[Saved entries]
================

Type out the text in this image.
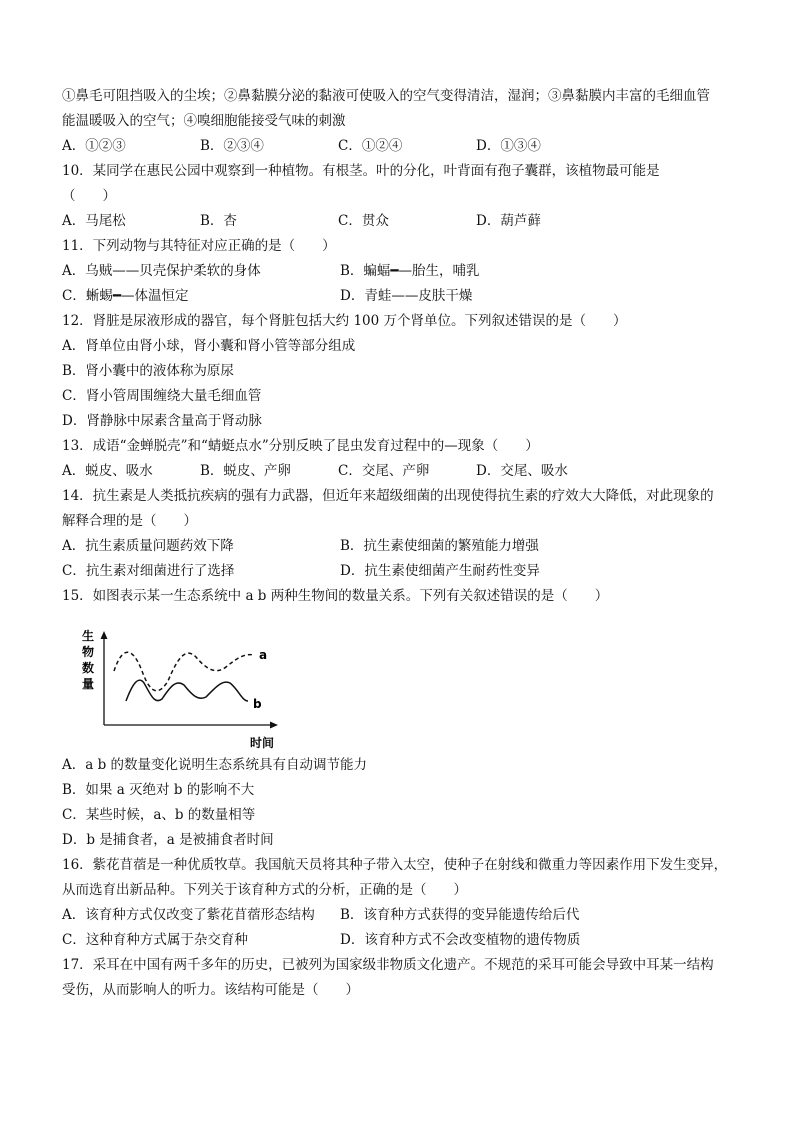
①鼻毛可阻挡吸入的尘埃；②鼻黏膜分泌的黏液可使吸入的空气变得清洁，湿润；③鼻黏膜内丰富的毛细血管
能温暖吸入的空气；④嗅细胞能接受气味的刺激
A．①②③	B．②③④	C．①②④	D．①③④
10．某同学在惠民公园中观察到一种植物。有根茎。叶的分化，叶背面有孢子囊群，该植物最可能是
（　　）
A．马尾松	B．杏	C．贯众	D．葫芦藓
11．下列动物与其特征对应正确的是（　　）
A．乌贼——贝壳保护柔软的身体	B．蝙蝠━—胎生，哺乳
C．蜥蜴━—体温恒定	D．青蛙——皮肤干燥
12．肾脏是尿液形成的器官，每个肾脏包括大约 100 万个肾单位。下列叙述错误的是（　　）
A．肾单位由肾小球，肾小囊和肾小管等部分组成
B．肾小囊中的液体称为原尿
C．肾小管周围缠绕大量毛细血管
D．肾静脉中尿素含量高于肾动脉
13．成语“金蝉脱壳”和“蜻蜓点水”分别反映了昆虫发育过程中的—现象（　　）
A．蜕皮、吸水	B．蜕皮、产卵	C．交尾、产卵	D．交尾、吸水
14．抗生素是人类抵抗疾病的强有力武器，但近年来超级细菌的出现使得抗生素的疗效大大降低，对此现象的
解释合理的是（　　）
A．抗生素质量问题药效下降	B．抗生素使细菌的繁殖能力增强
C．抗生素对细菌进行了选择	D．抗生素使细菌产生耐药性变异
15．如图表示某一生态系统中 a b 两种生物间的数量关系。下列有关叙述错误的是（　　）
生
物
数
量
a
b
时间
A．a b 的数量变化说明生态系统具有自动调节能力
B．如果 a 灭绝对 b 的影响不大
C．某些时候，a、b 的数量相等
D．b 是捕食者，a 是被捕食者时间
16．紫花苜蓿是一种优质牧草。我国航天员将其种子带入太空，使种子在射线和微重力等因素作用下发生变异，
从而选育出新品种。下列关于该育种方式的分析，正确的是（　　）
A．该育种方式仅改变了紫花苜蓿形态结构	B．该育种方式获得的变异能遗传给后代
C．这种育种方式属于杂交育种	D．该育种方式不会改变植物的遗传物质
17．采耳在中国有两千多年的历史，已被列为国家级非物质文化遗产。不规范的采耳可能会导致中耳某一结构
受伤，从而影响人的听力。该结构可能是（　　）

================

Work instructions: Omit the pictures and output all of the other material exactly.

Problem solution:
Type out the text in this image.
①鼻毛可阻挡吸入的尘埃；②鼻黏膜分泌的黏液可使吸入的空气变得清洁，湿润；③鼻黏膜内丰富的毛细血管
能温暖吸入的空气；④嗅细胞能接受气味的刺激
A．①②③	B．②③④	C．①②④	D．①③④
10．某同学在惠民公园中观察到一种植物。有根茎。叶的分化，叶背面有孢子囊群，该植物最可能是
（　　）
A．马尾松	B．杏	C．贯众	D．葫芦藓
11．下列动物与其特征对应正确的是（　　）
A．乌贼——贝壳保护柔软的身体	B．蝙蝠━—胎生，哺乳
C．蜥蜴━—体温恒定	D．青蛙——皮肤干燥
12．肾脏是尿液形成的器官，每个肾脏包括大约 100 万个肾单位。下列叙述错误的是（　　）
A．肾单位由肾小球，肾小囊和肾小管等部分组成
B．肾小囊中的液体称为原尿
C．肾小管周围缠绕大量毛细血管
D．肾静脉中尿素含量高于肾动脉
13．成语“金蝉脱壳”和“蜻蜓点水”分别反映了昆虫发育过程中的—现象（　　）
A．蜕皮、吸水	B．蜕皮、产卵	C．交尾、产卵	D．交尾、吸水
14．抗生素是人类抵抗疾病的强有力武器，但近年来超级细菌的出现使得抗生素的疗效大大降低，对此现象的
解释合理的是（　　）
A．抗生素质量问题药效下降	B．抗生素使细菌的繁殖能力增强
C．抗生素对细菌进行了选择	D．抗生素使细菌产生耐药性变异
15．如图表示某一生态系统中 a b 两种生物间的数量关系。下列有关叙述错误的是（　　）
生
物
数
量
a
b
时间
A．a b 的数量变化说明生态系统具有自动调节能力
B．如果 a 灭绝对 b 的影响不大
C．某些时候，a、b 的数量相等
D．b 是捕食者，a 是被捕食者时间
16．紫花苜蓿是一种优质牧草。我国航天员将其种子带入太空，使种子在射线和微重力等因素作用下发生变异，
从而选育出新品种。下列关于该育种方式的分析，正确的是（　　）
A．该育种方式仅改变了紫花苜蓿形态结构	B．该育种方式获得的变异能遗传给后代
C．这种育种方式属于杂交育种	D．该育种方式不会改变植物的遗传物质
17．采耳在中国有两千多年的历史，已被列为国家级非物质文化遗产。不规范的采耳可能会导致中耳某一结构
受伤，从而影响人的听力。该结构可能是（　　）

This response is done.